▸ Task description: Search the entries for the word "지적이고" and pull out each line that has it.

▸ Data excerpts:
====
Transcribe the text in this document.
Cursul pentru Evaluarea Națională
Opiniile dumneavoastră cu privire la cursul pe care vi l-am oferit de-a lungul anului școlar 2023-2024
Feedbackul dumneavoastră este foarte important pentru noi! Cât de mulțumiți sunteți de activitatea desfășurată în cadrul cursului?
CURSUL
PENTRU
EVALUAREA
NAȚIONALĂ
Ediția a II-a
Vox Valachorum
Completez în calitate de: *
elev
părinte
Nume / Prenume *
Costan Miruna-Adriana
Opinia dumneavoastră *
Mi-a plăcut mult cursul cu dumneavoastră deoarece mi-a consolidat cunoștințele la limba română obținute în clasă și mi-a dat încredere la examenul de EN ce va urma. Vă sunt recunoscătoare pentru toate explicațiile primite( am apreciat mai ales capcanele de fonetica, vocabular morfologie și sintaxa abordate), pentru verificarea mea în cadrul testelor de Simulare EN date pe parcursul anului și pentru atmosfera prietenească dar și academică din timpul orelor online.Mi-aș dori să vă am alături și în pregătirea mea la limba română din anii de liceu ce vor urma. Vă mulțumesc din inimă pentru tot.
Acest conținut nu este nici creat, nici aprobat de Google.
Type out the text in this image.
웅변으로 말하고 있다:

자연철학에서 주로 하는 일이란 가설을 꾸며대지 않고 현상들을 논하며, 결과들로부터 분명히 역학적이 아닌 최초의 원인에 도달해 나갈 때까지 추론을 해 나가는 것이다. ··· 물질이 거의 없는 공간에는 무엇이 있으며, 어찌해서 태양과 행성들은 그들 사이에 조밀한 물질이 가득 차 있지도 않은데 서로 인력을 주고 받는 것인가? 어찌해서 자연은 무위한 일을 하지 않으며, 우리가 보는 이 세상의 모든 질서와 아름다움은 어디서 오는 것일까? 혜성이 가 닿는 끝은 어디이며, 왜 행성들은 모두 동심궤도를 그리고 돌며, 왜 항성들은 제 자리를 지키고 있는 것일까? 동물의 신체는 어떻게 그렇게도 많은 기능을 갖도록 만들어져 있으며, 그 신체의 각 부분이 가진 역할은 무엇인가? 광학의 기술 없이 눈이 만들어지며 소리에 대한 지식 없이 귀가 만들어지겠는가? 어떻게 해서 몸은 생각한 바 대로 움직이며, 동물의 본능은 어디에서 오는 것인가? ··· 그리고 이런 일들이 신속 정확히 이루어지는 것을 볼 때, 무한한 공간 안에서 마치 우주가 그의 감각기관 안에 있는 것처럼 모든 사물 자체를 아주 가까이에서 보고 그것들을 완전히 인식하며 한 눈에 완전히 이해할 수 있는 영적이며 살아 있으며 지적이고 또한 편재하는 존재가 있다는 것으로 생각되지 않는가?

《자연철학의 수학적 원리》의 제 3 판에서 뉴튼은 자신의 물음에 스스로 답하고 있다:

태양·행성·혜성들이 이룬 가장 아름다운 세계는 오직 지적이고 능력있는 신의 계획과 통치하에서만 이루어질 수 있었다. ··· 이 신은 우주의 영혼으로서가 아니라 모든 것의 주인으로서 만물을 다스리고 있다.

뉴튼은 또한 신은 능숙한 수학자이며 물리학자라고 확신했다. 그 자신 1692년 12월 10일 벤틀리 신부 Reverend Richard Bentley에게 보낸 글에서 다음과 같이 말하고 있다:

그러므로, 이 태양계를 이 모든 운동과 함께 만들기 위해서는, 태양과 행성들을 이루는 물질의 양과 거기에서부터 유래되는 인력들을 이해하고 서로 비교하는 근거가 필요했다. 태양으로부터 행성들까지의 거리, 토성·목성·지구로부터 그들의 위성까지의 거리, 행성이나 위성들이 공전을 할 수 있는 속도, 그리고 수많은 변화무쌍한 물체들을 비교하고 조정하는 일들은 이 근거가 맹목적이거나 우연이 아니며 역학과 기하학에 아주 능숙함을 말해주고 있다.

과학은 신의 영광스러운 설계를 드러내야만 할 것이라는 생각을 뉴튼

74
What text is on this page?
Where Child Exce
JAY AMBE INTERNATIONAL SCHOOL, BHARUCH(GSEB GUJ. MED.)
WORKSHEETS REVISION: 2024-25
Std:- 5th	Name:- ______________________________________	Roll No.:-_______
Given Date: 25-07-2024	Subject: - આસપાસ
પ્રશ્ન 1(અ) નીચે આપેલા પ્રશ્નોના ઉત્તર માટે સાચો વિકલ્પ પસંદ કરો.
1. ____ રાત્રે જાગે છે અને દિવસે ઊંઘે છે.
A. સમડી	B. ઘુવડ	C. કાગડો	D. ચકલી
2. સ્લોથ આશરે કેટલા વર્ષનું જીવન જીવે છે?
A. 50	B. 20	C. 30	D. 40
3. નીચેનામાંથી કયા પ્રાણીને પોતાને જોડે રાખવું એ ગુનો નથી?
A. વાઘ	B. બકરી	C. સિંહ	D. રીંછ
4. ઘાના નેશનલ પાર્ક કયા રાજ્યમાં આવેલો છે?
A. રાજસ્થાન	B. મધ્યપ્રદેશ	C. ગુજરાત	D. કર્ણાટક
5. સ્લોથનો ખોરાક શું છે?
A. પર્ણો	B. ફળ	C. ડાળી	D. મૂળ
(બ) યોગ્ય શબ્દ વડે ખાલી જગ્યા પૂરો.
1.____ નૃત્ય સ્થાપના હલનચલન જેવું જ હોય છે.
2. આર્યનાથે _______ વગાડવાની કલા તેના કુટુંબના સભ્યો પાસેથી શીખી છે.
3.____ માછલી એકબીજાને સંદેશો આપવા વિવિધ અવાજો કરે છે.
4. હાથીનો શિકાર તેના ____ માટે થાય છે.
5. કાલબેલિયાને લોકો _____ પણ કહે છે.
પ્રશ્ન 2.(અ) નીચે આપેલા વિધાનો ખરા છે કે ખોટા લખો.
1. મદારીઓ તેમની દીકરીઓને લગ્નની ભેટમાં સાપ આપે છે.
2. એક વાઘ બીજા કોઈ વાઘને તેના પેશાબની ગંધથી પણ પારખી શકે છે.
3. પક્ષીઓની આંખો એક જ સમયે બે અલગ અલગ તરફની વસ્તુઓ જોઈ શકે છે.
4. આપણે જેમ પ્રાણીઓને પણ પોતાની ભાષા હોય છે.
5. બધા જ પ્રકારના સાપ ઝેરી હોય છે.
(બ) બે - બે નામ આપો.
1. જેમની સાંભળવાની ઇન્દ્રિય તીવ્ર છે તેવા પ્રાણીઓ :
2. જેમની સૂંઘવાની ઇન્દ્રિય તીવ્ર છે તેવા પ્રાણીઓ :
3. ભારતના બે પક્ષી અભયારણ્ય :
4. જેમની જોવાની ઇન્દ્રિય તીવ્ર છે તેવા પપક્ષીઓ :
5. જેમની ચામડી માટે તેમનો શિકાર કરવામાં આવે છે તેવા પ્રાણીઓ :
====
▸ Finished answer:
자연철학에서 주로 하는 일이란 가설을 꾸며대지 않고 현상들을 논하며, 결과들로부터 분명히 역학적이 아닌 최초의 원인에 도달해 나갈 때까지 추론을 해 나가는 것이다. ··· 물질이 거의 없는 공간에는 무엇이 있으며, 어찌해서 태양과 행성들은 그들 사이에 조밀한 물질이 가득 차 있지도 않은데 서로 인력을 주고 받는 것인가? 어찌해서 자연은 무위한 일을 하지 않으며, 우리가 보는 이 세상의 모든 질서와 아름다움은 어디서 오는 것일까? 혜성이 가 닿는 끝은 어디이며, 왜 행성들은 모두 동심궤도를 그리고 돌며, 왜 항성들은 제 자리를 지키고 있는 것일까? 동물의 신체는 어떻게 그렇게도 많은 기능을 갖도록 만들어져 있으며, 그 신체의 각 부분이 가진 역할은 무엇인가? 광학의 기술 없이 눈이 만들어지며 소리에 대한 지식 없이 귀가 만들어지겠는가? 어떻게 해서 몸은 생각한 바 대로 움직이며, 동물의 본능은 어디에서 오는 것인가? ··· 그리고 이런 일들이 신속 정확히 이루어지는 것을 볼 때, 무한한 공간 안에서 마치 우주가 그의 감각기관 안에 있는 것처럼 모든 사물 자체를 아주 가까이에서 보고 그것들을 완전히 인식하며 한 눈에 완전히 이해할 수 있는 영적이며 살아 있으며 지적이고 또한 편재하는 존재가 있다는 것으로 생각되지 않는가?
태양·행성·혜성들이 이룬 가장 아름다운 세계는 오직 지적이고 능력있는 신의 계획과 통치하에서만 이루어질 수 있었다. ··· 이 신은 우주의 영혼으로서가 아니라 모든 것의 주인으로서 만물을 다스리고 있다.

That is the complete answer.